Take from the listing each line that has the string "DOWN".

━━━━

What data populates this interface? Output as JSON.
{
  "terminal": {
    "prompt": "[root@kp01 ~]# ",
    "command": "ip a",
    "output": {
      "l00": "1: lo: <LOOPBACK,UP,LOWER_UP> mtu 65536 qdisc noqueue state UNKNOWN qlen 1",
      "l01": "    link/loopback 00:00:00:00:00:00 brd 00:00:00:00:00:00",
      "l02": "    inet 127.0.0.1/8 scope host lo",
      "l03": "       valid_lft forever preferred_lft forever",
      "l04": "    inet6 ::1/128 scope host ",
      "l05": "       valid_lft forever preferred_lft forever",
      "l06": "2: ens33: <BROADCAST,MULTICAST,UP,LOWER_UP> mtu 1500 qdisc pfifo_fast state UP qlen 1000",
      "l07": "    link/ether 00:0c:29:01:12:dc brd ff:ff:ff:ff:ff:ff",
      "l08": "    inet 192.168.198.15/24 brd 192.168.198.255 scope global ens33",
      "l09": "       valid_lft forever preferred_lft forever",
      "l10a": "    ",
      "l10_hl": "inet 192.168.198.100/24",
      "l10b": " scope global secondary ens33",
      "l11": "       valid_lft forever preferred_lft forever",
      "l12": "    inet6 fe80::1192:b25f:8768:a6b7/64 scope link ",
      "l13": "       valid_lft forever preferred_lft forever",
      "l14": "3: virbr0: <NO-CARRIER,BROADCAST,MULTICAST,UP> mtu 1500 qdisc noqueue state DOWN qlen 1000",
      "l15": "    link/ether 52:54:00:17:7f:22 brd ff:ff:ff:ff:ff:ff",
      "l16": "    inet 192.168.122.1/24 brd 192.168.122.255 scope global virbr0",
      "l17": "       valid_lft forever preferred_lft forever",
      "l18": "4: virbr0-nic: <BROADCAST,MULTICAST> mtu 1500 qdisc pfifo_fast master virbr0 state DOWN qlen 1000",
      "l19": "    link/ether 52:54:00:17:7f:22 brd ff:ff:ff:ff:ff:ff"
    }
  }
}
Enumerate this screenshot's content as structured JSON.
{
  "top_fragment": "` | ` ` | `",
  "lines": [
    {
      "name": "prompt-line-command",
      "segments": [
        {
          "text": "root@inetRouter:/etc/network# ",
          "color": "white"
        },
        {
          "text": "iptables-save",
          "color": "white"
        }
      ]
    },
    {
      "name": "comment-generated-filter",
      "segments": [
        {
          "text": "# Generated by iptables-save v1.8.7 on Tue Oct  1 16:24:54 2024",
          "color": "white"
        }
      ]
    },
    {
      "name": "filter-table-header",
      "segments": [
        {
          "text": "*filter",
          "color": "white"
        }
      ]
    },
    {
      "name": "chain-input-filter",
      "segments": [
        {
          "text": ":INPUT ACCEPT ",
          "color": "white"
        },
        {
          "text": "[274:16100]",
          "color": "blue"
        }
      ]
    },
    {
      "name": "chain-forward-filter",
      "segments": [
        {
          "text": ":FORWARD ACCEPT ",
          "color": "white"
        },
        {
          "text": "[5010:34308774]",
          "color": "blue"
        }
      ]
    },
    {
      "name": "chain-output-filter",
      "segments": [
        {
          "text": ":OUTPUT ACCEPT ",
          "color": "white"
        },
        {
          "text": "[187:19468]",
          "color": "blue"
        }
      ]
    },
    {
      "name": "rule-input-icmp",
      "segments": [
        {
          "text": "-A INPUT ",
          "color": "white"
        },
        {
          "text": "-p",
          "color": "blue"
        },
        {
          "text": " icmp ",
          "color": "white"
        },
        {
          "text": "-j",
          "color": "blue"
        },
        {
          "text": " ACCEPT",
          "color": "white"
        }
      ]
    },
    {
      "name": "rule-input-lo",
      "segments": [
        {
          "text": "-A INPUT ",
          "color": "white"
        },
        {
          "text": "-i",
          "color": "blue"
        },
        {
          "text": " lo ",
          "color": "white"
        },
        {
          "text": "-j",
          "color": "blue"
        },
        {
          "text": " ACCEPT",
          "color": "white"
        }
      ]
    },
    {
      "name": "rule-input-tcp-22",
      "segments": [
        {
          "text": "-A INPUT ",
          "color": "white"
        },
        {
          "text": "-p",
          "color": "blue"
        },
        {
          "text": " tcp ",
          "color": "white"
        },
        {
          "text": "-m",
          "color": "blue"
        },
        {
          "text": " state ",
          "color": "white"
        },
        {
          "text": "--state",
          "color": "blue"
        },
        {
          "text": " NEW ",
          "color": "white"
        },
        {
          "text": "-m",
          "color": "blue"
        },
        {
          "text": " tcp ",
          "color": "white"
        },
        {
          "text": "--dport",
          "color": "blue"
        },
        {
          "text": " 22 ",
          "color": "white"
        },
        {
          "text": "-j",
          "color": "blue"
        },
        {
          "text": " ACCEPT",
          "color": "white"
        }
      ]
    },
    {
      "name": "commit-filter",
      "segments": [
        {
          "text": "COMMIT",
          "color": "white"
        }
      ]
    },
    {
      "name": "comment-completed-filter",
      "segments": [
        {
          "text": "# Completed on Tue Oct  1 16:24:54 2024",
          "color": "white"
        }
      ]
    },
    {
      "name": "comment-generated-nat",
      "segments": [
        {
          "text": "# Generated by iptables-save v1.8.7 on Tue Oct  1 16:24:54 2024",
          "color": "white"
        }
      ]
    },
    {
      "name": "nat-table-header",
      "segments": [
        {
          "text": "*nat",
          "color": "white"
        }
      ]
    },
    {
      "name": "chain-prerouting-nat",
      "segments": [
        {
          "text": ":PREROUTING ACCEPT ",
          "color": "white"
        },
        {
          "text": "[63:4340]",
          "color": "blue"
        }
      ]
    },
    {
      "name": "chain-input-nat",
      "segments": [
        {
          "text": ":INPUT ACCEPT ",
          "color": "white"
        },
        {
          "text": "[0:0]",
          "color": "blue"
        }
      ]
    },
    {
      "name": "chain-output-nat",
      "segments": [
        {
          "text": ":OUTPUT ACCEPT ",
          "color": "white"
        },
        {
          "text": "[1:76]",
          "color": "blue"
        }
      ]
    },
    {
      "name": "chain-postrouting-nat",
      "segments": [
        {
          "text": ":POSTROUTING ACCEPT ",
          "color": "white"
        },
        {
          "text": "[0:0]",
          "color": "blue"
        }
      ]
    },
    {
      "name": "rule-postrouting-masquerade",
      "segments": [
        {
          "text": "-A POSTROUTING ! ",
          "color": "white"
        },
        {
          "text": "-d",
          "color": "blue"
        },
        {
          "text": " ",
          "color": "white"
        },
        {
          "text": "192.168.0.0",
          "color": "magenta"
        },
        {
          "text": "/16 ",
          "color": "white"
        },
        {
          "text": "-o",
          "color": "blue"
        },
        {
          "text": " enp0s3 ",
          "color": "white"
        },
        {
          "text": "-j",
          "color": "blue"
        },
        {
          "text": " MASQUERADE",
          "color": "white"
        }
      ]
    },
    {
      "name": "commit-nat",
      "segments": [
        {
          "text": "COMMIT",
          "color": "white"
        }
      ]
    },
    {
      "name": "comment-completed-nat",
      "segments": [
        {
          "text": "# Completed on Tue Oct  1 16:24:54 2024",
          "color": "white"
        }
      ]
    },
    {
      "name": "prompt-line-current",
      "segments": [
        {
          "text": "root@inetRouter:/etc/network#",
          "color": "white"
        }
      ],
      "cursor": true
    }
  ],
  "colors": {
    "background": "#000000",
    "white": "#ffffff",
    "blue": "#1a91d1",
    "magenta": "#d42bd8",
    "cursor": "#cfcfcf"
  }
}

━━━━

Answer in full
      "l14": "3: virbr0: <NO-CARRIER,BROADCAST,MULTICAST,UP> mtu 1500 qdisc noqueue state DOWN qlen 1000",
      "l18": "4: virbr0-nic: <BROADCAST,MULTICAST> mtu 1500 qdisc pfifo_fast master virbr0 state DOWN qlen 1000",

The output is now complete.